### TEXT EXCERPT
________________________
The last time we attended a Big Data meetup, we learnt about Real time analytics and machine learning. On the 15th of November 2017, we found ourselves once more at the Virtusa auditorium at Orion City for another edition of the Colombo Big Data meetup.
We had Dinesh Asanka up first
The first topic of the day or rather, the evening at the Colombo Big Data Meetup was Linguistic analysis in data warehousing. The session was conducted by Dinesh Asanka. Dinesh, a visiting lecturer at SLIIT, spoke about why linguistic analysis is needed. He started off by defining what linguistics is.
According to Dinesh Asanka, Linguistics is the scientific or systematic study of language. We essentially use language to communicate our ideas to someone else. We use various terms to enhance the base value of somebody or something. In languages there are different rules. Some are historical, some are scientific.
________________________
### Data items
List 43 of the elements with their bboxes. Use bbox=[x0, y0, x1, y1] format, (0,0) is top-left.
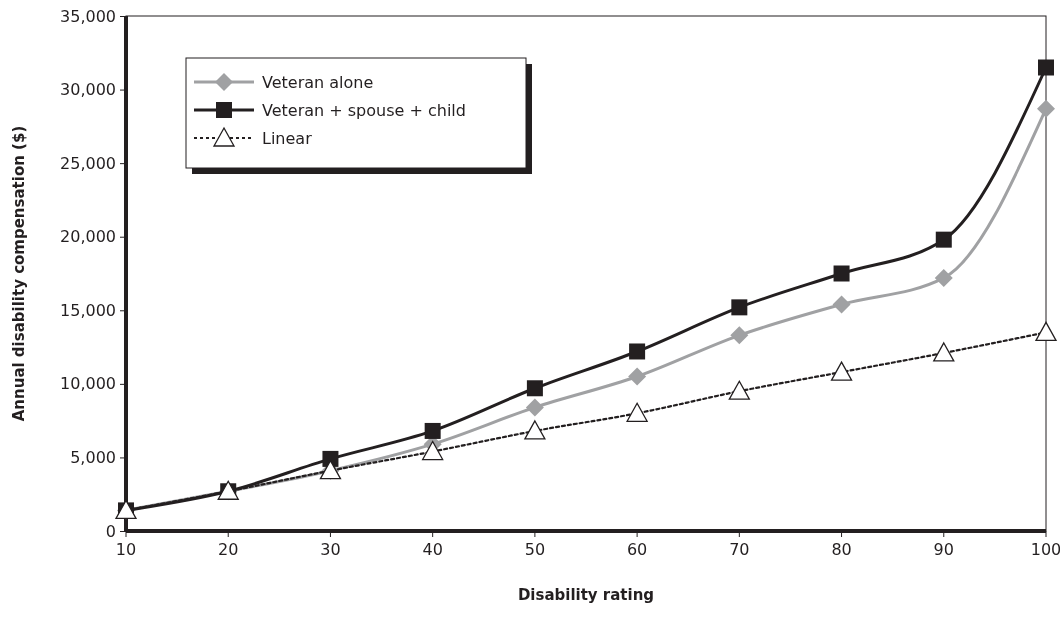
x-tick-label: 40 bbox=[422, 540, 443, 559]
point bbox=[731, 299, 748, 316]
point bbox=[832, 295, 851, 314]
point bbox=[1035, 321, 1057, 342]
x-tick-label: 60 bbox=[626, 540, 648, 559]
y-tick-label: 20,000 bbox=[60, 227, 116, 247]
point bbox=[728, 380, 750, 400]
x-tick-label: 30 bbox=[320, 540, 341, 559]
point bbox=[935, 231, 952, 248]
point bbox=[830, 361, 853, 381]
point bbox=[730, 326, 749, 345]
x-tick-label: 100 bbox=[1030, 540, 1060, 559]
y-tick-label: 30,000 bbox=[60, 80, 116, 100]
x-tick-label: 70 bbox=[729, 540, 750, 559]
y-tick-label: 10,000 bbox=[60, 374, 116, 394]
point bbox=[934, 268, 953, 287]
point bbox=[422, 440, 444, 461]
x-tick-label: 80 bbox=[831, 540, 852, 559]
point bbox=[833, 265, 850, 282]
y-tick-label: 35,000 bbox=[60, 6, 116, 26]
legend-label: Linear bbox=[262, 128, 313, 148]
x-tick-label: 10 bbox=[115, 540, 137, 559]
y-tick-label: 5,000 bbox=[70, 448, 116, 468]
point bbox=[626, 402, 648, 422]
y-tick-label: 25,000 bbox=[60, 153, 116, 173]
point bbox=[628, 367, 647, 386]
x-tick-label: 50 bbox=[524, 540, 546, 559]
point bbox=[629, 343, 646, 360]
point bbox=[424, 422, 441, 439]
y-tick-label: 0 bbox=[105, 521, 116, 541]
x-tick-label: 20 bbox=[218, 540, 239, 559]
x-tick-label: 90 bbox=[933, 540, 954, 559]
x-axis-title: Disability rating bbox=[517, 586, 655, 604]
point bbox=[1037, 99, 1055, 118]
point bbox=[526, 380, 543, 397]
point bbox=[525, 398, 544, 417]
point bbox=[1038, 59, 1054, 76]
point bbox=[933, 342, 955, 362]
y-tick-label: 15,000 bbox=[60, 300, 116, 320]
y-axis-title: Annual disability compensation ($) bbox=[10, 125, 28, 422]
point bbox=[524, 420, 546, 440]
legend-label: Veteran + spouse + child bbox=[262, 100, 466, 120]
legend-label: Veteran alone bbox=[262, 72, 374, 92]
________________________
### INSTRUCTIONS
1. Answer each question from the meetup write-up:
(a) On what date did this edition of the Colombo Big Data meetup take place?
(b) Where is Dinesh Asanka a visiting lecturer?
(c) How does Dinesh Asanka define linguistics?
2. Can you rewrite the paragraph of the meetup write-up that begins "According to Dinesh Asanka" as a short bulleted list that keeps its main facts?
3. Which topics presented at Colombo Big Data meetups does the meetup write-up name? List all of them.

### EXPECTED ANSWERS
1.
(a) The 15th of November 2017
(b) SLIIT
(c) As the scientific or systematic study of language

2.
- Linguistics is the scientific or systematic study of language.
- Language is essentially how we communicate our ideas to someone else.
- We use various terms to enhance the base value of somebody or something.
- Languages have different rules, some historical and some scientific.

3.
- Real time analytics
- Machine learning
- Linguistic analysis in data warehousing